▶ Task instructions
How many lines in the records below hold the string "krajinná"? Answer with the number alone.

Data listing
---------------

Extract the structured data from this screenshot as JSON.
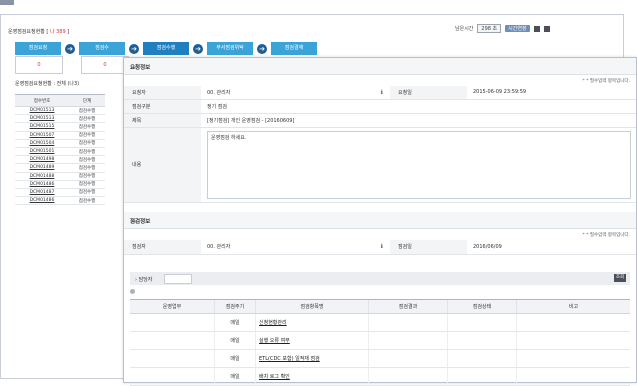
{
  "header": {
    "title": "운영점검요청현황 [",
    "title_count": "나 389",
    "title_end": "]",
    "remain_label": "남은시간",
    "remain_value": "298 초",
    "extend_button": "시간연장"
  },
  "steps": [
    {
      "label": "점검요청",
      "value": "0"
    },
    {
      "label": "점검수",
      "value": "0"
    },
    {
      "label": "점검수행",
      "value": ""
    },
    {
      "label": "무서점검위탁",
      "value": ""
    },
    {
      "label": "점검결재",
      "value": ""
    }
  ],
  "list": {
    "subtitle": "운영점검요청현황 : 전체 (나3)",
    "columns": [
      "접수번호",
      "단계"
    ],
    "rows": [
      [
        "DCM01513",
        "점검수행"
      ],
      [
        "DCM01513",
        "점검수행"
      ],
      [
        "DCM01515",
        "점검수행"
      ],
      [
        "DCM01507",
        "점검수행"
      ],
      [
        "DCM01504",
        "점검수행"
      ],
      [
        "DCM01501",
        "점검수행"
      ],
      [
        "DCM01498",
        "점검수행"
      ],
      [
        "DCM01489",
        "점검수행"
      ],
      [
        "DCM01488",
        "점검수행"
      ],
      [
        "DCM01486",
        "점검수행"
      ],
      [
        "DCM01487",
        "점검수행"
      ],
      [
        "DCM01486",
        "점검수행"
      ]
    ]
  },
  "request": {
    "section_title": "요청정보",
    "required_note": "* 필수입력 항목입니다.",
    "requester_label": "요청자",
    "requester_value": "00. 관리자",
    "request_date_label": "요청일",
    "request_date_value": "2015-06-09 23:59:59",
    "type_label": "점검구분",
    "type_value": "정기 점검",
    "subject_label": "제목",
    "subject_value": "[정기점검] 개인 운영점검 - [20160609]",
    "content_label": "내용",
    "content_value": "운영점검 하세요."
  },
  "inspection": {
    "section_title": "점검정보",
    "required_note": "* 필수입력 항목입니다.",
    "inspector_label": "점검자",
    "inspector_value": "00. 관리자",
    "date_label": "점검일",
    "date_value": "2016/06/09",
    "assignee_label": "담당자",
    "search_button": "조회",
    "columns": [
      "운영업무",
      "점검주기",
      "점검항목명",
      "점검결과",
      "점검상태",
      "비고"
    ],
    "rows": [
      [
        "",
        "매일",
        "신청현황관리",
        "",
        "",
        ""
      ],
      [
        "",
        "매일",
        "실행 오류 여부",
        "",
        "",
        ""
      ],
      [
        "",
        "매일",
        "ETL(CDC 포함) 일적재 점검",
        "",
        "",
        ""
      ],
      [
        "",
        "매일",
        "배치 로그 확인",
        "",
        "",
        ""
      ]
    ]
  }
}
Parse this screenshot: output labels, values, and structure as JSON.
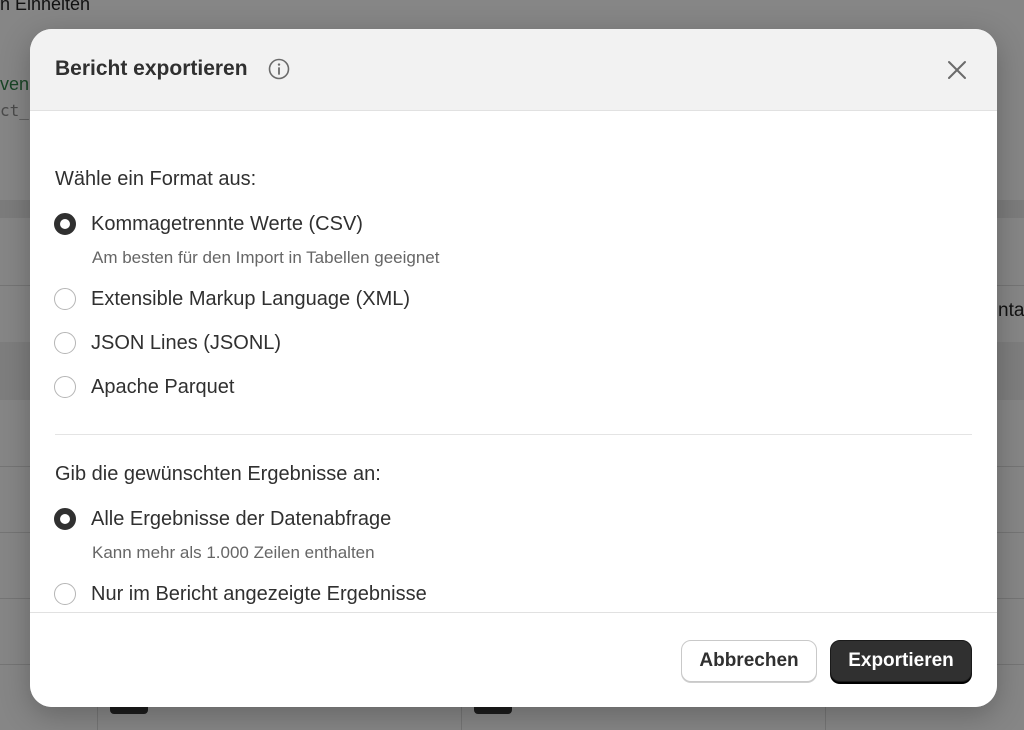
{
  "background": {
    "top_text": "n Einheiten",
    "side_text": "ven",
    "code_text": "ct_",
    "edge_text": "ntar"
  },
  "dialog": {
    "title": "Bericht exportieren",
    "info_icon": "info-icon",
    "close_icon": "close-icon"
  },
  "format_section": {
    "label": "Wähle ein Format aus:",
    "options": [
      {
        "label": "Kommagetrennte Werte (CSV)",
        "help": "Am besten für den Import in Tabellen geeignet",
        "checked": true
      },
      {
        "label": "Extensible Markup Language (XML)",
        "help": "",
        "checked": false
      },
      {
        "label": "JSON Lines (JSONL)",
        "help": "",
        "checked": false
      },
      {
        "label": "Apache Parquet",
        "help": "",
        "checked": false
      }
    ]
  },
  "results_section": {
    "label": "Gib die gewünschten Ergebnisse an:",
    "options": [
      {
        "label": "Alle Ergebnisse der Datenabfrage",
        "help": "Kann mehr als 1.000 Zeilen enthalten",
        "checked": true
      },
      {
        "label": "Nur im Bericht angezeigte Ergebnisse",
        "help": "",
        "checked": false
      }
    ]
  },
  "footer": {
    "cancel_label": "Abbrechen",
    "export_label": "Exportieren"
  },
  "colors": {
    "primary_button": "#303030",
    "header_bg": "#f2f2f2"
  }
}
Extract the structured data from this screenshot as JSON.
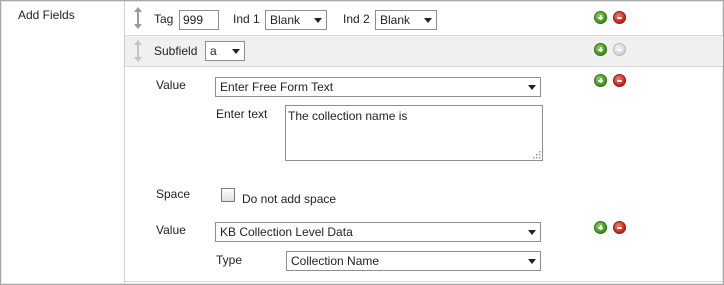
{
  "section_label": "Add Fields",
  "tag_row": {
    "tag_label": "Tag",
    "tag_value": "999",
    "ind1_label": "Ind 1",
    "ind1_value": "Blank",
    "ind2_label": "Ind 2",
    "ind2_value": "Blank"
  },
  "subfield_row": {
    "label": "Subfield",
    "value": "a"
  },
  "value_block_1": {
    "value_label": "Value",
    "value_select": "Enter Free Form Text",
    "enter_text_label": "Enter text",
    "enter_text_value": "The collection name is"
  },
  "space_row": {
    "label": "Space",
    "checkbox_label": "Do not add space",
    "checked": false
  },
  "value_block_2": {
    "value_label": "Value",
    "value_select": "KB Collection Level Data",
    "type_label": "Type",
    "type_select": "Collection Name"
  },
  "colors": {
    "add": "#3f8f1c",
    "remove": "#c0221a",
    "disabled": "#d2d2d2",
    "subfield_bg": "#f0f0f0"
  }
}
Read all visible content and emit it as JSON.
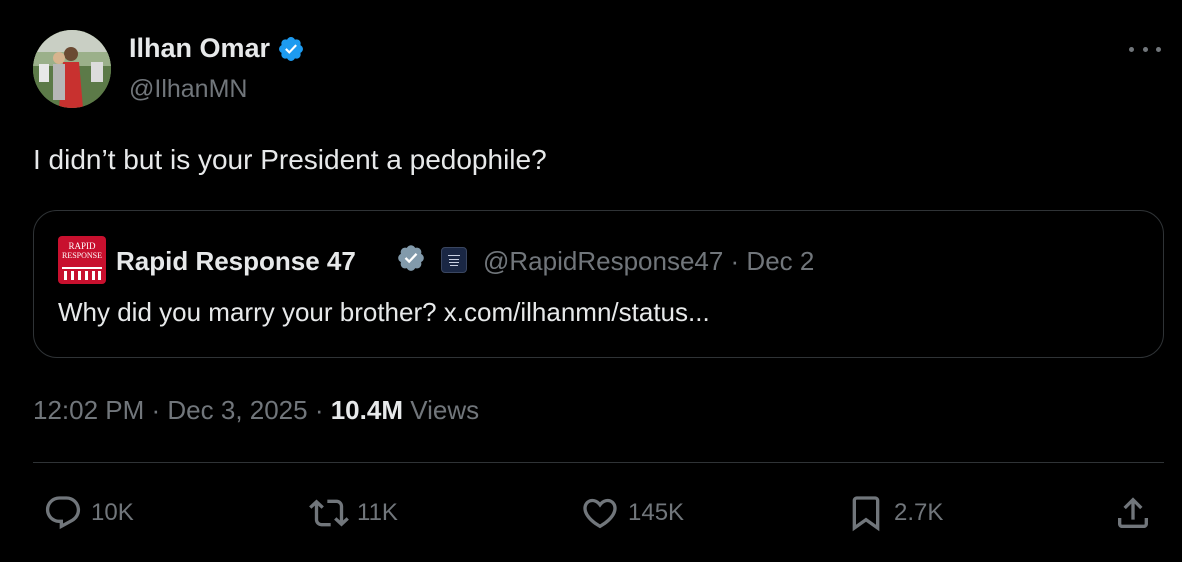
{
  "author": {
    "display_name": "Ilhan Omar",
    "handle": "@IlhanMN"
  },
  "tweet": {
    "text": "I didn’t but is your President a pedophile?"
  },
  "quote": {
    "logo_text_line1": "RAPID",
    "logo_text_line2": "RESPONSE",
    "display_name": "Rapid Response 47",
    "affiliate_badge_text": "THE WHITE HOUSE",
    "meta": "@RapidResponse47 · Dec 2",
    "text": "Why did you marry your brother? x.com/ilhanmn/status..."
  },
  "timestamp": {
    "time_date": "12:02 PM · Dec 3, 2025 · ",
    "views_count": "10.4M",
    "views_label": " Views"
  },
  "actions": {
    "replies": "10K",
    "reposts": "11K",
    "likes": "145K",
    "bookmarks": "2.7K"
  },
  "colors": {
    "background": "#000000",
    "primary_text": "#e7e9ea",
    "secondary_text": "#71767b",
    "border": "#2f3336",
    "verified_blue": "#1d9bf0",
    "verified_gray": "#829aab",
    "quote_logo_red": "#c8102e"
  },
  "icons": [
    "verified-badge-icon",
    "more-options-icon",
    "reply-icon",
    "repost-icon",
    "like-icon",
    "bookmark-icon",
    "share-icon"
  ]
}
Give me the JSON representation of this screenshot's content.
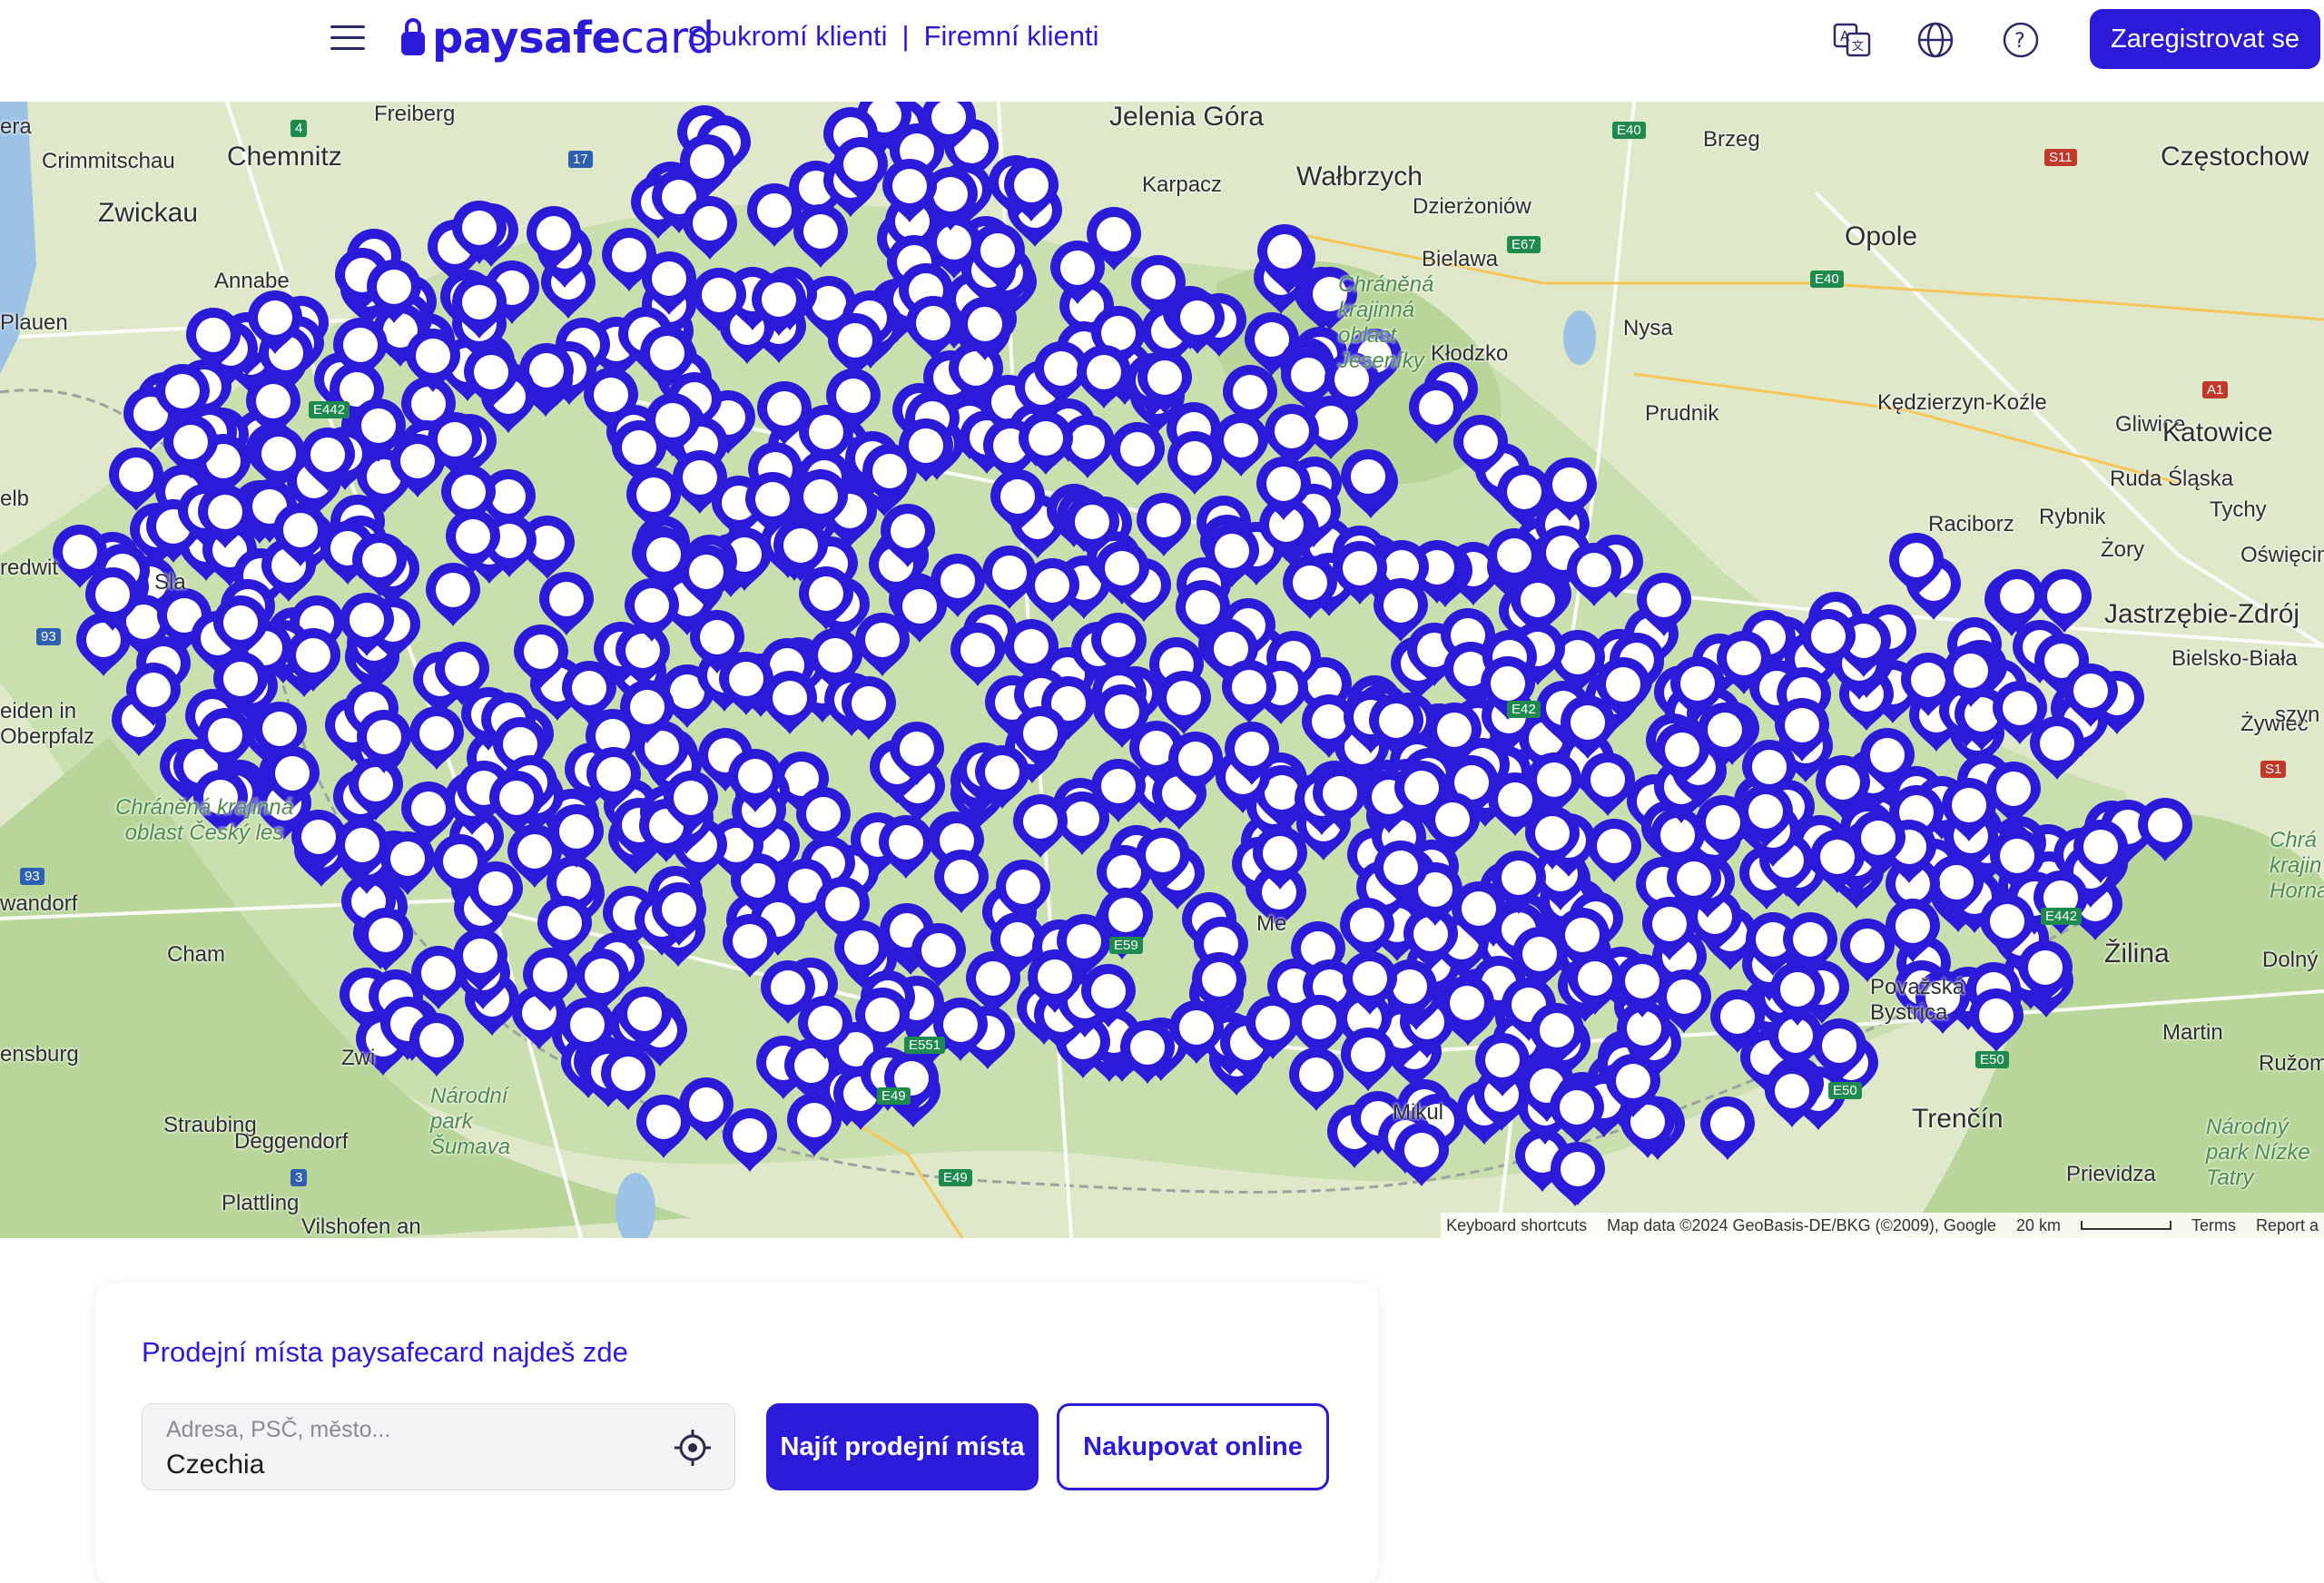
{
  "header": {
    "logo_bold": "paysafe",
    "logo_light": "card",
    "nav_private": "Soukromí klienti",
    "nav_separator": "|",
    "nav_business": "Firemní klienti",
    "register_label": "Zaregistrovat se",
    "icons": [
      "translate-icon",
      "globe-icon",
      "help-icon"
    ]
  },
  "map": {
    "cities": [
      "Chemnitz",
      "Zwickau",
      "Freiberg",
      "Crimmitschau",
      "Annabe",
      "Plauen",
      "era",
      "Jelenia Góra",
      "Wałbrzych",
      "Karpacz",
      "Dzierżoniów",
      "Bielawa",
      "Kłodzko",
      "Brzeg",
      "Opole",
      "Częstochow",
      "Nysa",
      "Prudnik",
      "Kędzierzyn-Koźle",
      "Gliwice",
      "Katowice",
      "Ruda Śląska",
      "Tychy",
      "Raciborz",
      "Rybnik",
      "Żory",
      "Oświęcim",
      "Jastrzębie-Zdrój",
      "Bielsko-Biała",
      "Żywiec",
      "Žilina",
      "Dolný K",
      "Považská Bystrica",
      "Martin",
      "Ružom",
      "Trenčín",
      "Prievidza",
      "eiden in Oberpfalz",
      "Cham",
      "ensburg",
      "Straubing",
      "Deggendorf",
      "Plattling",
      "Vilshofen an",
      "wandorf",
      "Zwi",
      "Sla",
      "Me",
      "Mikul",
      "redwit",
      "elb",
      "szyn"
    ],
    "parks": [
      "Chráněná krajinná oblast Český les",
      "Národní park Šumava",
      "Chráněná krajinná oblast Jeseníky",
      "Národný park Nízke Tatry",
      "Chrá krajin Horna"
    ],
    "roads": [
      "4",
      "17",
      "E40",
      "E67",
      "E40",
      "S11",
      "A1",
      "E442",
      "93",
      "93",
      "3",
      "E442",
      "E50",
      "E50",
      "E49",
      "E49",
      "E551",
      "E59",
      "E42",
      "S1"
    ],
    "attribution": {
      "shortcuts": "Keyboard shortcuts",
      "data": "Map data ©2024 GeoBasis-DE/BKG (©2009), Google",
      "scale": "20 km",
      "terms": "Terms",
      "report": "Report a"
    },
    "marker_color": "#2b1bd9",
    "marker_count_visible": "many"
  },
  "search": {
    "title": "Prodejní místa paysafecard najdeš zde",
    "placeholder": "Adresa, PSČ, město...",
    "value": "Czechia",
    "find_button": "Najít prodejní místa",
    "online_button": "Nakupovat online"
  },
  "colors": {
    "brand": "#2b1bd9",
    "map_land": "#dfe8c9",
    "map_forest": "#b9d69a"
  }
}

---------------

▶ The answer
2